§ Reading passage:
* * * * *

I’m aware that at the time of writing Spark 1.4.1 has been released but I used the 1.4.0 release to match our current dev-cluster’s version.

Install R

Download and install the R distribution for Mac OS X from https://cran.r-project.org/bin/macosx/ and install using ‘the’ regular method.

Install RStudio

Download and install RStudio for your OS from https://www.rstudio.com/products/rstudio/download/

Working Spark cluster

Obviously, to actually run SparkR jobs, you will be needing a Spark cluster. In my case, I used a Intel NUC-based 3-node ‘take it with you’ cluster provisioned with Apache Hadoop 2.7.0 and Spark 1.4.0. I have one Spark master called nucluster3 and three slaves called nucluster[1-3] (the master is also a slave).

I will not go into detail in this post on installing a development Spark cluster apart from stating that it should not give you any headache getting it up and running as long as you only edit SPARK_HOME/conf/spark-env.sh (add JAVA_HOME variable) and SPARK_HOME/conf/slaves (list all slave hostnames) and start the cluster on the master node (nucluster3 in our case) by using start-master.sh and start-slaves.sh. You should than be greeted on http://nucluster3:8080 by:

aaeaaqaaaaaaaandaaaajgrmytdlyzqzlwi0ntutnguxzs04ntrhltzjztcxytmxyjiwma

Analyze!

All’s set and done from the software perspective, so let’s head over to the setup and the actual running of R statements.

* * * * *

§ Work to complete:
A - In the SparkR setup text, which Spark release was used?
B - Transcribe everything in the SparkR setup text from "Obviously, to actually" down to "also a slave).".

§ Supplied entries:
* * * * *

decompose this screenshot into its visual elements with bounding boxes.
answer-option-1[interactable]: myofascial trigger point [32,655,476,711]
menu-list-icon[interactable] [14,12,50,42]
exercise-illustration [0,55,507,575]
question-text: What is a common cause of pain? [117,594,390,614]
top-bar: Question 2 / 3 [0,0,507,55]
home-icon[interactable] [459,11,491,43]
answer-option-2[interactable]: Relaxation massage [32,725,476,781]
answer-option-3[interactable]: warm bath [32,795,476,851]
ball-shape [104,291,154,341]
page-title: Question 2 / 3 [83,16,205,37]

* * * * *

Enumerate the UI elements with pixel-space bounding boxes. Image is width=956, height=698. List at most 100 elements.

* * * * *

§ Response list:
A - Spark 1.4.0

B -
Obviously, to actually run SparkR jobs, you will be needing a Spark cluster. In my case, I used a Intel NUC-based 3-node ‘take it with you’ cluster provisioned with Apache Hadoop 2.7.0 and Spark 1.4.0. I have one Spark master called nucluster3 and three slaves called nucluster[1-3] (the master is also a slave).